YOUR OBJECTIVE :: Check each line of the records below for the word "this" and copy those where it appears.

EXCERPTED RECORDS ::
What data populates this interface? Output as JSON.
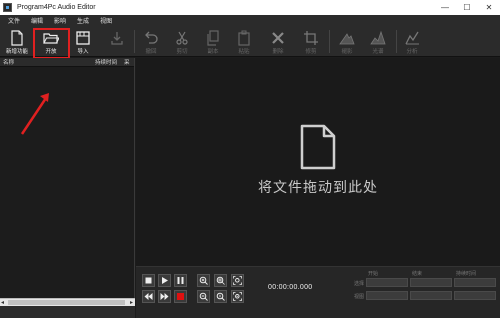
{
  "window": {
    "title": "Program4Pc Audio Editor",
    "controls": {
      "minimize": "—",
      "maximize": "☐",
      "close": "✕"
    }
  },
  "menu": [
    "文件",
    "编辑",
    "影响",
    "生成",
    "视图"
  ],
  "toolbar": {
    "new_recording": "新增功能",
    "open": "开放",
    "import": "导入",
    "save": "",
    "undo": "撤回",
    "cut": "剪切",
    "copy": "副本",
    "paste": "粘贴",
    "delete": "删除",
    "crop": "修剪",
    "fade_in": "褪影",
    "fade_out": "光谱",
    "analyze": "分析"
  },
  "file_list": {
    "columns": [
      "名称",
      "持续时间",
      "采"
    ]
  },
  "main": {
    "drop_hint": "将文件拖动到此处"
  },
  "transport": {
    "time": "00:00:00.000",
    "field_labels": [
      "开始",
      "结束",
      "持续时间",
      "选择",
      "视图"
    ],
    "record_color": "#e01010"
  },
  "annotations": {
    "color": "#e02020"
  }
}
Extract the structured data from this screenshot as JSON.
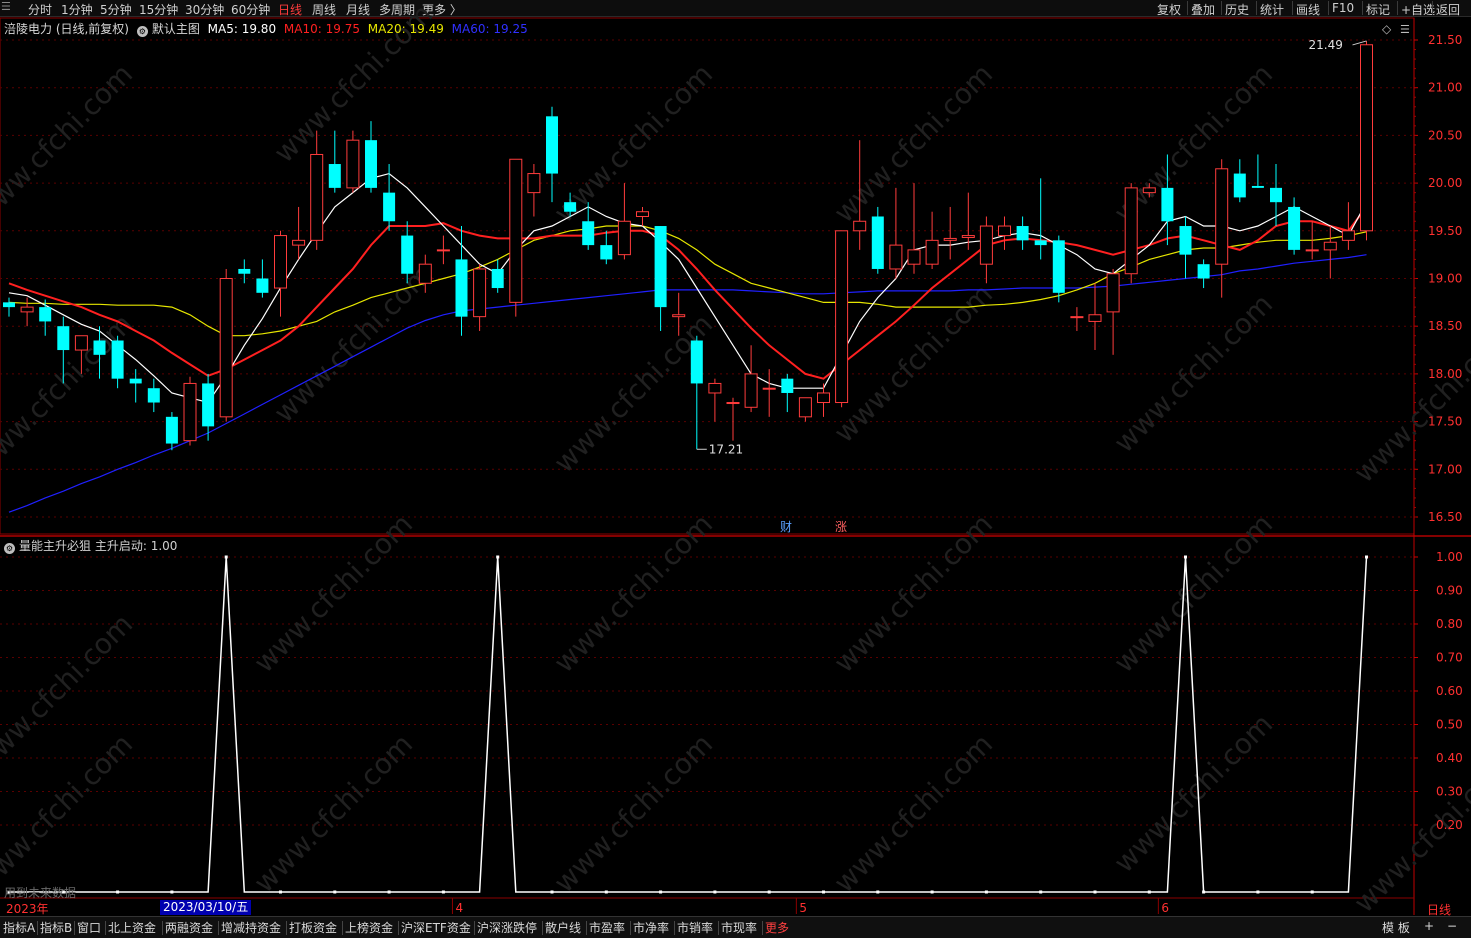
{
  "toolbar": {
    "periods": [
      "分时",
      "1分钟",
      "5分钟",
      "15分钟",
      "30分钟",
      "60分钟",
      "日线",
      "周线",
      "月线",
      "多周期",
      "更多 〉"
    ],
    "active_period": "日线",
    "right_tools": [
      "复权",
      "叠加",
      "历史",
      "统计",
      "画线",
      "F10",
      "标记",
      "+自选",
      "返回"
    ]
  },
  "main_chart": {
    "stock_label": "涪陵电力 (日线,前复权)",
    "template_label": "默认主图",
    "ma": [
      {
        "label": "MA5: 19.80",
        "color": "#ffffff"
      },
      {
        "label": "MA10: 19.75",
        "color": "#ff2020"
      },
      {
        "label": "MA20: 19.49",
        "color": "#e6e600"
      },
      {
        "label": "MA60: 19.25",
        "color": "#2020ff"
      }
    ],
    "high_label": "21.49",
    "low_label": "17.21",
    "event_badges": [
      "财",
      "涨"
    ]
  },
  "indicator": {
    "label": "量能主升必狙",
    "value_label": "主升启动: 1.00",
    "future_label": "用到未来数据"
  },
  "x_axis": {
    "year": "2023年",
    "cursor_date": "2023/03/10/五",
    "month_labels": [
      "4",
      "5",
      "6"
    ],
    "period_label": "日线"
  },
  "bottom_tabs": [
    "指标A",
    "指标B",
    "窗口",
    "北上资金",
    "两融资金",
    "增减持资金",
    "打板资金",
    "上榜资金",
    "沪深ETF资金",
    "沪深涨跌停",
    "散户线",
    "市盈率",
    "市净率",
    "市销率",
    "市现率",
    "更多"
  ],
  "bottom_right": [
    "模 板",
    "+",
    "−"
  ],
  "colors": {
    "up": "#ff3c3c",
    "down": "#00ffff",
    "grid": "#8b0000",
    "axis": "#ff2020"
  },
  "watermark": "www.cfchi.com",
  "chart_data": [
    {
      "type": "candlestick",
      "title": "涪陵电力 (日线,前复权)",
      "y_ticks": [
        21.5,
        21.0,
        20.5,
        20.0,
        19.5,
        19.0,
        18.5,
        18.0,
        17.5,
        17.0,
        16.5
      ],
      "ylim": [
        16.4,
        21.6
      ],
      "candles": [
        {
          "o": 18.75,
          "h": 18.8,
          "l": 18.6,
          "c": 18.7
        },
        {
          "o": 18.65,
          "h": 18.8,
          "l": 18.5,
          "c": 18.7
        },
        {
          "o": 18.7,
          "h": 18.78,
          "l": 18.4,
          "c": 18.55
        },
        {
          "o": 18.5,
          "h": 18.6,
          "l": 17.9,
          "c": 18.25
        },
        {
          "o": 18.25,
          "h": 18.4,
          "l": 18.0,
          "c": 18.4
        },
        {
          "o": 18.35,
          "h": 18.5,
          "l": 17.95,
          "c": 18.2
        },
        {
          "o": 18.35,
          "h": 18.4,
          "l": 17.85,
          "c": 17.95
        },
        {
          "o": 17.95,
          "h": 18.05,
          "l": 17.7,
          "c": 17.9
        },
        {
          "o": 17.85,
          "h": 17.95,
          "l": 17.6,
          "c": 17.7
        },
        {
          "o": 17.55,
          "h": 17.6,
          "l": 17.2,
          "c": 17.27
        },
        {
          "o": 17.3,
          "h": 17.97,
          "l": 17.25,
          "c": 17.9
        },
        {
          "o": 17.9,
          "h": 18.0,
          "l": 17.3,
          "c": 17.45
        },
        {
          "o": 17.55,
          "h": 19.1,
          "l": 17.5,
          "c": 19.0
        },
        {
          "o": 19.1,
          "h": 19.2,
          "l": 18.95,
          "c": 19.05
        },
        {
          "o": 19.0,
          "h": 19.2,
          "l": 18.8,
          "c": 18.85
        },
        {
          "o": 18.9,
          "h": 19.5,
          "l": 18.6,
          "c": 19.45
        },
        {
          "o": 19.35,
          "h": 19.75,
          "l": 19.2,
          "c": 19.4
        },
        {
          "o": 19.4,
          "h": 20.55,
          "l": 19.3,
          "c": 20.3
        },
        {
          "o": 20.2,
          "h": 20.55,
          "l": 19.9,
          "c": 19.95
        },
        {
          "o": 19.95,
          "h": 20.55,
          "l": 19.9,
          "c": 20.45
        },
        {
          "o": 20.45,
          "h": 20.65,
          "l": 19.9,
          "c": 19.95
        },
        {
          "o": 19.9,
          "h": 20.2,
          "l": 19.5,
          "c": 19.6
        },
        {
          "o": 19.45,
          "h": 19.6,
          "l": 18.95,
          "c": 19.05
        },
        {
          "o": 18.95,
          "h": 19.25,
          "l": 18.85,
          "c": 19.15
        },
        {
          "o": 19.3,
          "h": 19.45,
          "l": 19.15,
          "c": 19.3
        },
        {
          "o": 19.2,
          "h": 19.55,
          "l": 18.4,
          "c": 18.6
        },
        {
          "o": 18.6,
          "h": 19.15,
          "l": 18.45,
          "c": 19.1
        },
        {
          "o": 19.1,
          "h": 19.2,
          "l": 18.85,
          "c": 18.9
        },
        {
          "o": 18.75,
          "h": 20.25,
          "l": 18.6,
          "c": 20.25
        },
        {
          "o": 19.9,
          "h": 20.2,
          "l": 19.65,
          "c": 20.1
        },
        {
          "o": 20.7,
          "h": 20.8,
          "l": 19.8,
          "c": 20.1
        },
        {
          "o": 19.8,
          "h": 19.9,
          "l": 19.65,
          "c": 19.7
        },
        {
          "o": 19.6,
          "h": 19.8,
          "l": 19.3,
          "c": 19.35
        },
        {
          "o": 19.35,
          "h": 19.5,
          "l": 19.15,
          "c": 19.2
        },
        {
          "o": 19.25,
          "h": 20.0,
          "l": 19.2,
          "c": 19.6
        },
        {
          "o": 19.65,
          "h": 19.75,
          "l": 19.55,
          "c": 19.7
        },
        {
          "o": 19.55,
          "h": 19.55,
          "l": 18.45,
          "c": 18.7
        },
        {
          "o": 18.6,
          "h": 18.85,
          "l": 18.4,
          "c": 18.62
        },
        {
          "o": 18.35,
          "h": 18.4,
          "l": 17.21,
          "c": 17.9
        },
        {
          "o": 17.8,
          "h": 17.95,
          "l": 17.5,
          "c": 17.9
        },
        {
          "o": 17.7,
          "h": 17.75,
          "l": 17.3,
          "c": 17.7
        },
        {
          "o": 17.65,
          "h": 18.3,
          "l": 17.6,
          "c": 18.0
        },
        {
          "o": 17.85,
          "h": 18.05,
          "l": 17.55,
          "c": 17.85
        },
        {
          "o": 17.95,
          "h": 18.0,
          "l": 17.6,
          "c": 17.8
        },
        {
          "o": 17.55,
          "h": 17.75,
          "l": 17.5,
          "c": 17.75
        },
        {
          "o": 17.7,
          "h": 17.9,
          "l": 17.55,
          "c": 17.8
        },
        {
          "o": 17.7,
          "h": 19.5,
          "l": 17.65,
          "c": 19.5
        },
        {
          "o": 19.5,
          "h": 20.45,
          "l": 19.3,
          "c": 19.6
        },
        {
          "o": 19.65,
          "h": 19.75,
          "l": 19.05,
          "c": 19.1
        },
        {
          "o": 19.1,
          "h": 19.95,
          "l": 19.0,
          "c": 19.35
        },
        {
          "o": 19.15,
          "h": 20.0,
          "l": 19.05,
          "c": 19.3
        },
        {
          "o": 19.15,
          "h": 19.7,
          "l": 19.1,
          "c": 19.4
        },
        {
          "o": 19.4,
          "h": 19.75,
          "l": 19.2,
          "c": 19.42
        },
        {
          "o": 19.43,
          "h": 19.9,
          "l": 19.3,
          "c": 19.45
        },
        {
          "o": 19.15,
          "h": 19.65,
          "l": 18.95,
          "c": 19.55
        },
        {
          "o": 19.45,
          "h": 19.65,
          "l": 19.3,
          "c": 19.55
        },
        {
          "o": 19.55,
          "h": 19.65,
          "l": 19.3,
          "c": 19.4
        },
        {
          "o": 19.4,
          "h": 20.05,
          "l": 19.2,
          "c": 19.35
        },
        {
          "o": 19.4,
          "h": 19.45,
          "l": 18.75,
          "c": 18.85
        },
        {
          "o": 18.6,
          "h": 18.7,
          "l": 18.45,
          "c": 18.6
        },
        {
          "o": 18.55,
          "h": 18.95,
          "l": 18.25,
          "c": 18.62
        },
        {
          "o": 18.65,
          "h": 19.1,
          "l": 18.2,
          "c": 19.05
        },
        {
          "o": 19.05,
          "h": 20.0,
          "l": 18.95,
          "c": 19.95
        },
        {
          "o": 19.9,
          "h": 20.0,
          "l": 19.85,
          "c": 19.95
        },
        {
          "o": 19.95,
          "h": 20.3,
          "l": 19.35,
          "c": 19.6
        },
        {
          "o": 19.55,
          "h": 19.65,
          "l": 19.0,
          "c": 19.25
        },
        {
          "o": 19.15,
          "h": 19.2,
          "l": 18.9,
          "c": 19.0
        },
        {
          "o": 19.15,
          "h": 20.25,
          "l": 18.8,
          "c": 20.15
        },
        {
          "o": 20.1,
          "h": 20.25,
          "l": 19.8,
          "c": 19.85
        },
        {
          "o": 19.97,
          "h": 20.3,
          "l": 19.95,
          "c": 19.95
        },
        {
          "o": 19.95,
          "h": 20.2,
          "l": 19.55,
          "c": 19.8
        },
        {
          "o": 19.75,
          "h": 19.85,
          "l": 19.25,
          "c": 19.3
        },
        {
          "o": 19.3,
          "h": 19.6,
          "l": 19.2,
          "c": 19.3
        },
        {
          "o": 19.3,
          "h": 19.55,
          "l": 19.0,
          "c": 19.38
        },
        {
          "o": 19.4,
          "h": 19.8,
          "l": 19.3,
          "c": 19.5
        },
        {
          "o": 19.5,
          "h": 21.49,
          "l": 19.4,
          "c": 21.45
        }
      ],
      "ma_series": [
        {
          "name": "MA5",
          "color": "#ffffff",
          "values": [
            18.85,
            18.82,
            18.72,
            18.62,
            18.52,
            18.45,
            18.3,
            18.15,
            17.98,
            17.8,
            17.75,
            17.7,
            17.98,
            18.3,
            18.58,
            18.9,
            19.2,
            19.48,
            19.75,
            19.9,
            20.05,
            20.1,
            19.95,
            19.75,
            19.55,
            19.35,
            19.15,
            19.05,
            19.3,
            19.5,
            19.55,
            19.65,
            19.75,
            19.65,
            19.58,
            19.55,
            19.38,
            19.2,
            18.9,
            18.6,
            18.3,
            18.0,
            17.9,
            17.85,
            17.85,
            17.85,
            18.2,
            18.55,
            18.8,
            19.0,
            19.3,
            19.35,
            19.35,
            19.38,
            19.4,
            19.45,
            19.48,
            19.45,
            19.35,
            19.25,
            19.1,
            19.05,
            19.2,
            19.35,
            19.6,
            19.65,
            19.55,
            19.55,
            19.5,
            19.55,
            19.65,
            19.75,
            19.65,
            19.55,
            19.45,
            19.8
          ]
        },
        {
          "name": "MA10",
          "color": "#ff2020",
          "values": [
            18.95,
            18.88,
            18.82,
            18.76,
            18.7,
            18.62,
            18.55,
            18.45,
            18.35,
            18.22,
            18.1,
            17.98,
            18.05,
            18.15,
            18.25,
            18.35,
            18.5,
            18.7,
            18.9,
            19.1,
            19.35,
            19.55,
            19.55,
            19.55,
            19.58,
            19.5,
            19.45,
            19.42,
            19.42,
            19.42,
            19.45,
            19.45,
            19.45,
            19.48,
            19.5,
            19.5,
            19.45,
            19.3,
            19.1,
            18.88,
            18.68,
            18.48,
            18.3,
            18.15,
            18.0,
            17.95,
            18.1,
            18.25,
            18.4,
            18.55,
            18.72,
            18.9,
            19.05,
            19.2,
            19.35,
            19.4,
            19.42,
            19.4,
            19.38,
            19.35,
            19.3,
            19.25,
            19.3,
            19.35,
            19.42,
            19.45,
            19.4,
            19.35,
            19.3,
            19.4,
            19.55,
            19.6,
            19.6,
            19.55,
            19.5,
            19.75
          ]
        },
        {
          "name": "MA20",
          "color": "#e6e600",
          "values": [
            18.75,
            18.74,
            18.74,
            18.73,
            18.73,
            18.73,
            18.72,
            18.72,
            18.72,
            18.7,
            18.62,
            18.5,
            18.4,
            18.4,
            18.42,
            18.45,
            18.5,
            18.55,
            18.65,
            18.72,
            18.8,
            18.85,
            18.9,
            18.95,
            19.0,
            19.05,
            19.12,
            19.2,
            19.3,
            19.4,
            19.45,
            19.5,
            19.52,
            19.55,
            19.55,
            19.55,
            19.5,
            19.42,
            19.3,
            19.15,
            19.05,
            18.95,
            18.9,
            18.85,
            18.8,
            18.75,
            18.75,
            18.75,
            18.73,
            18.7,
            18.7,
            18.7,
            18.7,
            18.7,
            18.72,
            18.73,
            18.75,
            18.78,
            18.82,
            18.88,
            18.95,
            19.05,
            19.12,
            19.2,
            19.25,
            19.3,
            19.32,
            19.32,
            19.35,
            19.38,
            19.4,
            19.4,
            19.4,
            19.42,
            19.45,
            19.49
          ]
        },
        {
          "name": "MA60",
          "color": "#2020ff",
          "values": [
            16.55,
            16.62,
            16.7,
            16.77,
            16.85,
            16.92,
            17.0,
            17.07,
            17.15,
            17.22,
            17.3,
            17.38,
            17.48,
            17.58,
            17.68,
            17.78,
            17.88,
            17.98,
            18.08,
            18.18,
            18.28,
            18.38,
            18.48,
            18.56,
            18.62,
            18.66,
            18.68,
            18.7,
            18.72,
            18.74,
            18.76,
            18.78,
            18.8,
            18.82,
            18.84,
            18.86,
            18.88,
            18.88,
            18.88,
            18.88,
            18.88,
            18.87,
            18.86,
            18.85,
            18.84,
            18.84,
            18.85,
            18.86,
            18.87,
            18.87,
            18.87,
            18.87,
            18.87,
            18.88,
            18.88,
            18.89,
            18.9,
            18.9,
            18.9,
            18.9,
            18.91,
            18.92,
            18.94,
            18.96,
            18.98,
            19.0,
            19.02,
            19.04,
            19.08,
            19.1,
            19.13,
            19.16,
            19.18,
            19.2,
            19.22,
            19.25
          ]
        }
      ]
    },
    {
      "type": "line",
      "title": "量能主升必狙",
      "series": [
        {
          "name": "主升启动",
          "values": [
            0,
            0,
            0,
            0,
            0,
            0,
            0,
            0,
            0,
            0,
            0,
            0,
            1,
            0,
            0,
            0,
            0,
            0,
            0,
            0,
            0,
            0,
            0,
            0,
            0,
            0,
            0,
            1,
            0,
            0,
            0,
            0,
            0,
            0,
            0,
            0,
            0,
            0,
            0,
            0,
            0,
            0,
            0,
            0,
            0,
            0,
            0,
            0,
            0,
            0,
            0,
            0,
            0,
            0,
            0,
            0,
            0,
            0,
            0,
            0,
            0,
            0,
            0,
            0,
            0,
            1,
            0,
            0,
            0,
            0,
            0,
            0,
            0,
            0,
            0,
            1
          ]
        }
      ],
      "y_ticks": [
        1.0,
        0.9,
        0.8,
        0.7,
        0.6,
        0.5,
        0.4,
        0.3,
        0.2
      ],
      "ylim": [
        0,
        1.0
      ]
    }
  ]
}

THE REPLY ::
What data populates this interface? Output as JSON.
Extract the structured data from this screenshot as JSON.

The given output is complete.